◆ **PROVIDED DATA**:
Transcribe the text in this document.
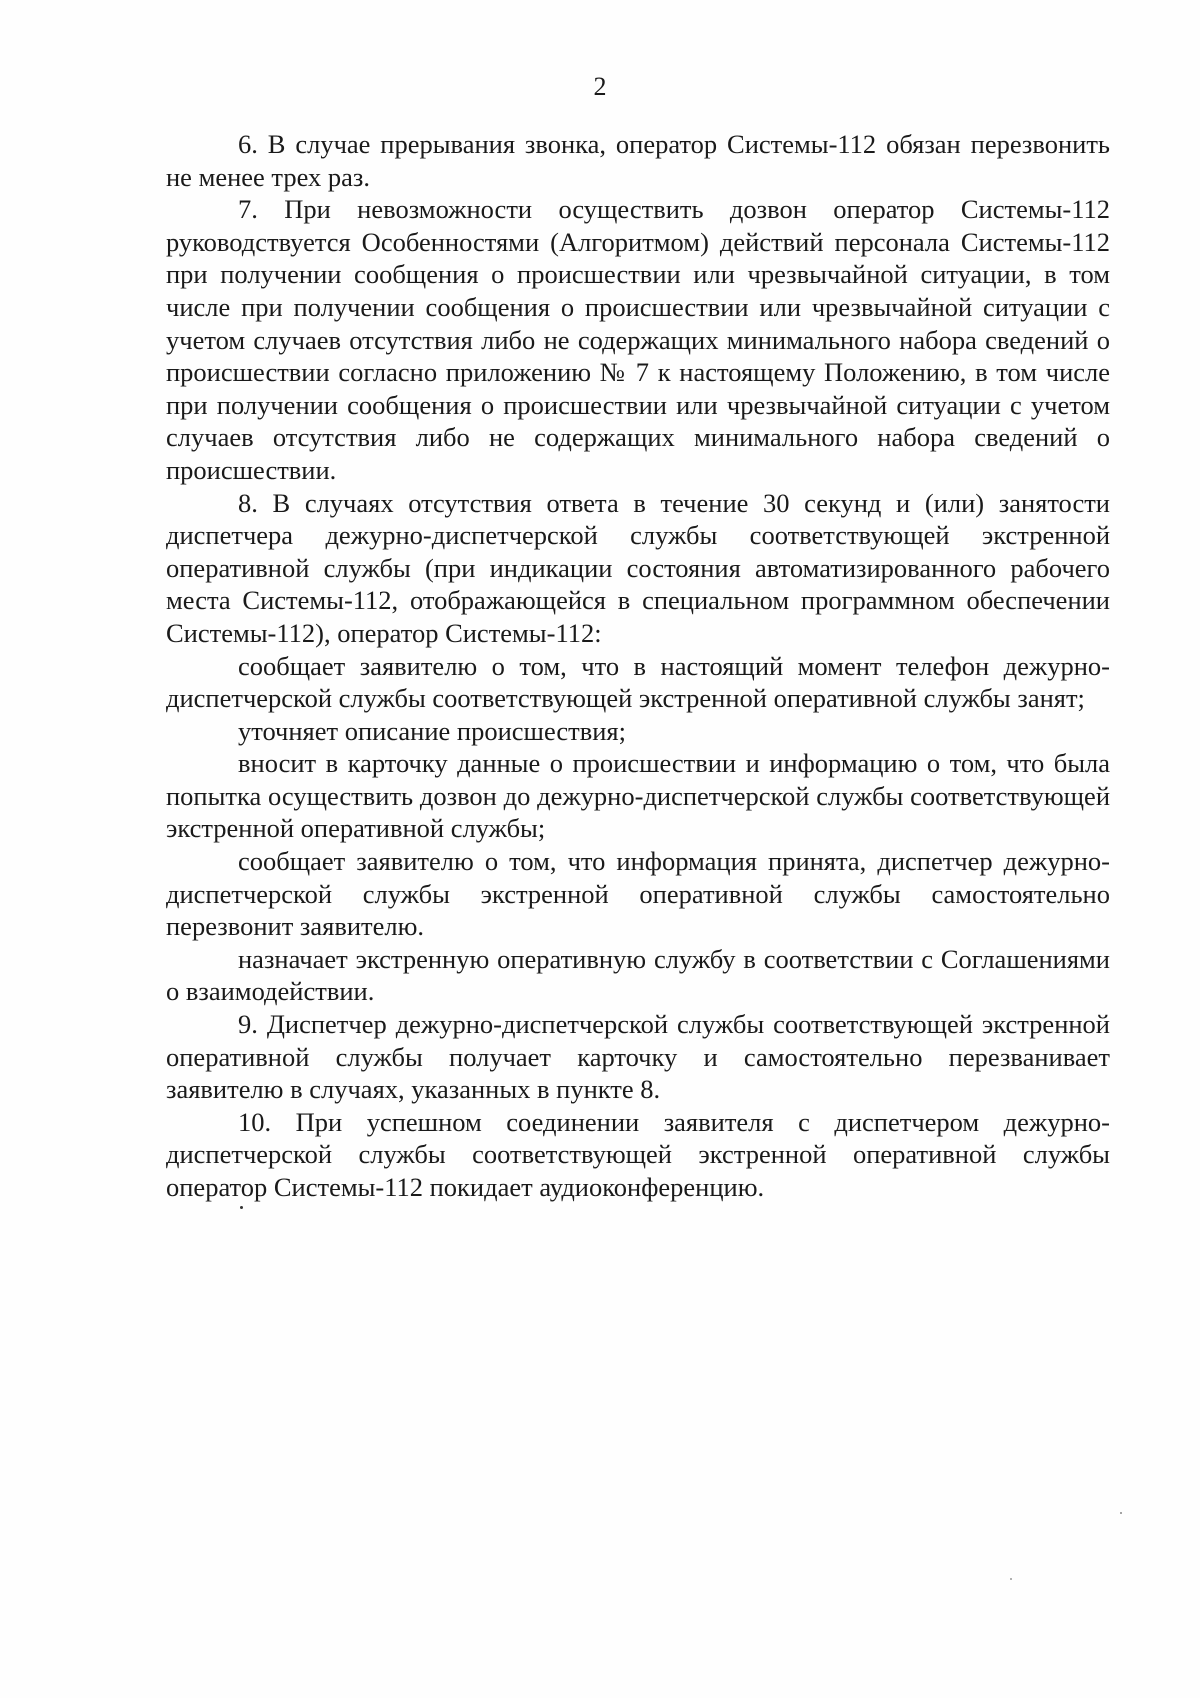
2

6. В случае прерывания звонка, оператор Системы-112 обязан перезвонить не менее трех раз.

7. При невозможности осуществить дозвон оператор Системы-112 руководствуется Особенностями (Алгоритмом) действий персонала Системы-112 при получении сообщения о происшествии или чрезвычайной ситуации, в том числе при получении сообщения о происшествии или чрезвычайной ситуации с учетом случаев отсутствия либо не содержащих минимального набора сведений о происшествии согласно приложению № 7 к настоящему Положению, в том числе при получении сообщения о происшествии или чрезвычайной ситуации с учетом случаев отсутствия либо не содержащих минимального набора сведений о происшествии.

8. В случаях отсутствия ответа в течение 30 секунд и (или) занятости диспетчера дежурно-диспетчерской службы соответствующей экстренной оперативной службы (при индикации состояния автоматизированного рабочего места Системы-112, отображающейся в специальном программном обеспечении Системы-112), оператор Системы-112:

сообщает заявителю о том, что в настоящий момент телефон дежурно-диспетчерской службы соответствующей экстренной оперативной службы занят;

уточняет описание происшествия;

вносит в карточку данные о происшествии и информацию о том, что была попытка осуществить дозвон до дежурно-диспетчерской службы соответствующей экстренной оперативной службы;

сообщает заявителю о том, что информация принята, диспетчер дежурно-диспетчерской службы экстренной оперативной службы самостоятельно перезвонит заявителю.

назначает экстренную оперативную службу в соответствии с Соглашениями о взаимодействии.

9. Диспетчер дежурно-диспетчерской службы соответствующей экстренной оперативной службы получает карточку и самостоятельно перезванивает заявителю в случаях, указанных в пункте 8.

10. При успешном соединении заявителя с диспетчером дежурно-диспетчерской службы соответствующей экстренной оперативной службы оператор Системы-112 покидает аудиоконференцию.
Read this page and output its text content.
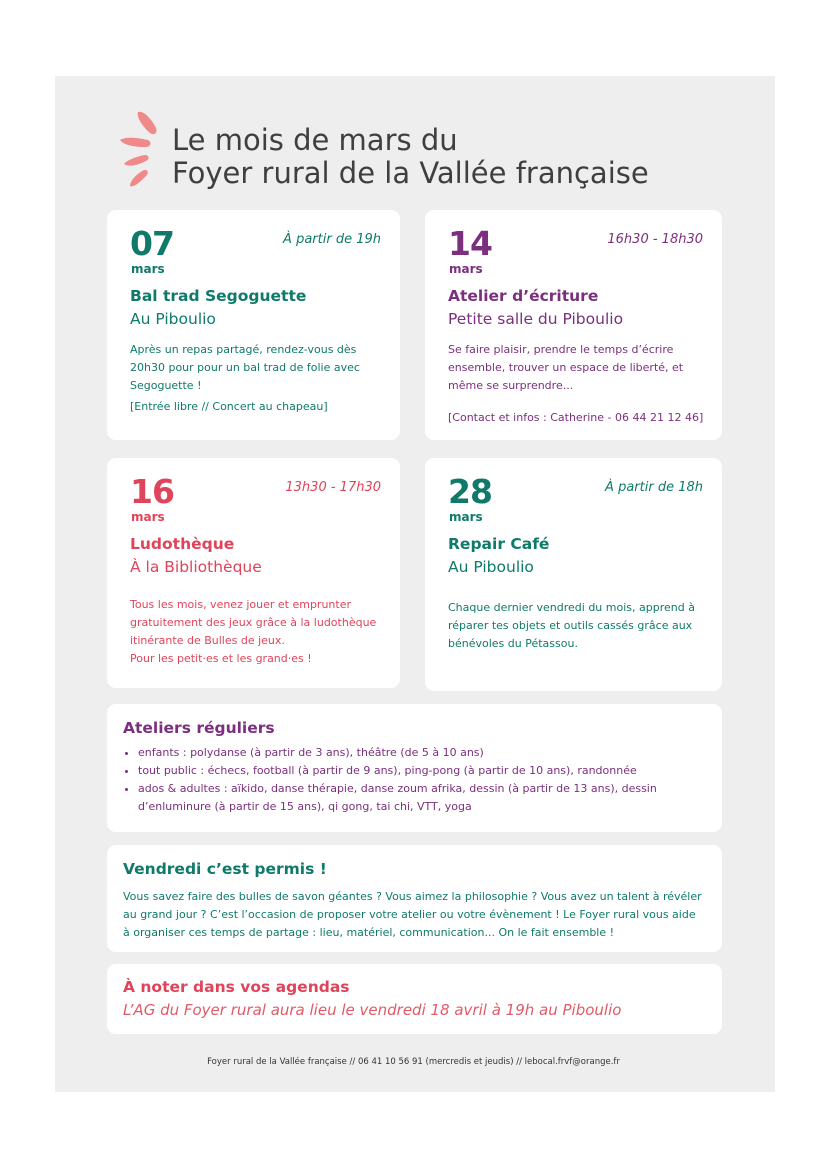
Le mois de mars du
Foyer rural de la Vallée française
07
mars
À partir de 19h
Bal trad Segoguette
Au Piboulio

Après un repas partagé, rendez-vous dès
20h30 pour pour un bal trad de folie avec
Segoguette !

[Entrée libre // Concert au chapeau]
14
mars
16h30 - 18h30
Atelier d’écriture
Petite salle du Piboulio

Se faire plaisir, prendre le temps d’écrire
ensemble, trouver un espace de liberté, et
même se surprendre...

[Contact et infos : Catherine - 06 44 21 12 46]
16
mars
13h30 - 17h30
Ludothèque
À la Bibliothèque

Tous les mois, venez jouer et emprunter
gratuitement des jeux grâce à la ludothèque
itinérante de Bulles de jeux.
Pour les petit·es et les grand·es !

28
mars
À partir de 18h
Repair Café
Au Piboulio

Chaque dernier vendredi du mois, apprend à
réparer tes objets et outils cassés grâce aux
bénévoles du Pétassou.

Ateliers réguliers
• enfants : polydanse (à partir de 3 ans), théâtre (de 5 à 10 ans)
• tout public : échecs, football (à partir de 9 ans), ping-pong (à partir de 10 ans), randonnée
• ados & adultes : aïkido, danse thérapie, danse zoum afrika, dessin (à partir de 13 ans), dessin
d’enluminure (à partir de 15 ans), qi gong, tai chi, VTT, yoga
Vendredi c’est permis !

Vous savez faire des bulles de savon géantes ? Vous aimez la philosophie ? Vous avez un talent à révéler
au grand jour ? C’est l’occasion de proposer votre atelier ou votre évènement ! Le Foyer rural vous aide
à organiser ces temps de partage : lieu, matériel, communication... On le fait ensemble !

À noter dans vos agendas
L’AG du Foyer rural aura lieu le vendredi 18 avril à 19h au Piboulio
Foyer rural de la Vallée française // 06 41 10 56 91 (mercredis et jeudis) // lebocal.frvf@orange.fr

◆ **PROBLEM TO SOLVE**: Scan the lines for the string "trad". Copy out each line that matches.

◆ **FINAL RESULT**:
Bal trad Segoguette
20h30 pour pour un bal trad de folie avec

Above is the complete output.